[Figure record listings]
_ _ _

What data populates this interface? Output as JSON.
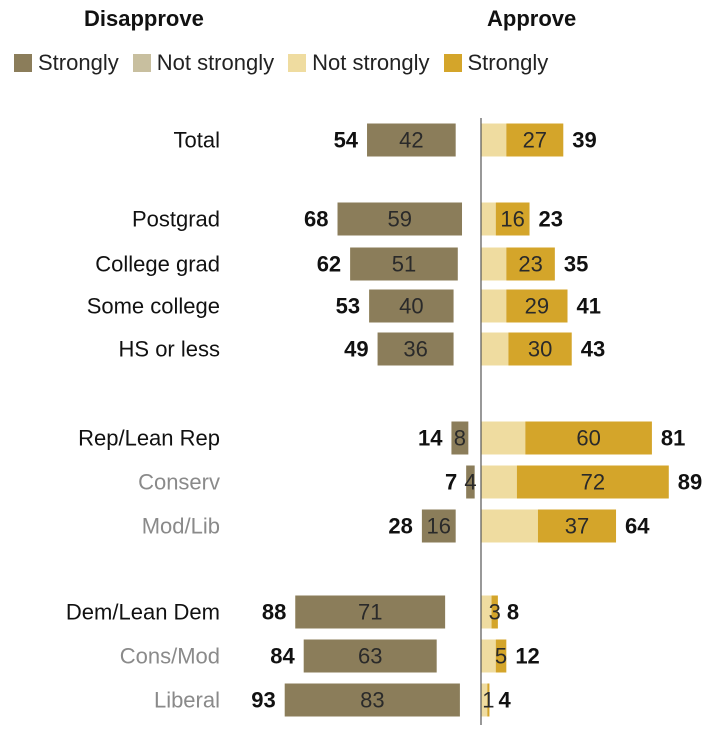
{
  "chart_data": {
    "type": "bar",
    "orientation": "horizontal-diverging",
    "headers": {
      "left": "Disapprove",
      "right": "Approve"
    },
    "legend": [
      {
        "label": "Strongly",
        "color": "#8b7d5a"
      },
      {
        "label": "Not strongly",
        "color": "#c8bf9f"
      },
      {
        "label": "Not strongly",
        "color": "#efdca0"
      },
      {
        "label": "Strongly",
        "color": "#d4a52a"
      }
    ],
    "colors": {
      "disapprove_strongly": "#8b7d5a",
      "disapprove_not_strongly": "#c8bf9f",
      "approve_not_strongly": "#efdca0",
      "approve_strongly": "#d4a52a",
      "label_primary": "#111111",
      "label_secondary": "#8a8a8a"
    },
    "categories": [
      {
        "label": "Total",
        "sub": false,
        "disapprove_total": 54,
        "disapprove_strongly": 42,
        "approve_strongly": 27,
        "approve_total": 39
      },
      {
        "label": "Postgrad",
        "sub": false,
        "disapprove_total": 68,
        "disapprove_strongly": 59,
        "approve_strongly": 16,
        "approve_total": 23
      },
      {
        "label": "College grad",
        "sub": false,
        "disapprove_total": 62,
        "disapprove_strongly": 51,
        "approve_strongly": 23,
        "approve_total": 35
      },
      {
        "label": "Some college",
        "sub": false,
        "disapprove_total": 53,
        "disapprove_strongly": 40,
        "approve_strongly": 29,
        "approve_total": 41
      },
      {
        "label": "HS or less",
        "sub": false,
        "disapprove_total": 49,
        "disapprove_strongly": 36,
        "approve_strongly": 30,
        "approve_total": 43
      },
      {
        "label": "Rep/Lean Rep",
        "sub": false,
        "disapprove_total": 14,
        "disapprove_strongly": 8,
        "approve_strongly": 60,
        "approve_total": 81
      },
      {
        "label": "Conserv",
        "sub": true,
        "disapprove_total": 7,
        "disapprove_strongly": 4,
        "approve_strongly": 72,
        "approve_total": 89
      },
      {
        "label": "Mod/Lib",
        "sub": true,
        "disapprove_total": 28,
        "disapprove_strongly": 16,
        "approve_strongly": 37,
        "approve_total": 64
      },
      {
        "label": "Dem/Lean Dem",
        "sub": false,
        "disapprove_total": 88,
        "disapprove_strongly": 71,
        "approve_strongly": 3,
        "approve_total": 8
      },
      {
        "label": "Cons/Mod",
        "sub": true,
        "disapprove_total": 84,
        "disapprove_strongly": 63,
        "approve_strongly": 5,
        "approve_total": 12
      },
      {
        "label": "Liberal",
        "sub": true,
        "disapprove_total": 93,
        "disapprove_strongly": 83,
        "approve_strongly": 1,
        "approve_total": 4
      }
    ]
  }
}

_ _ _

- **Requirements**: Write out each line of the data that holds the string "Lean".

- **Solution for this task**:
        "label": "Rep/Lean Rep",
        "label": "Dem/Lean Dem",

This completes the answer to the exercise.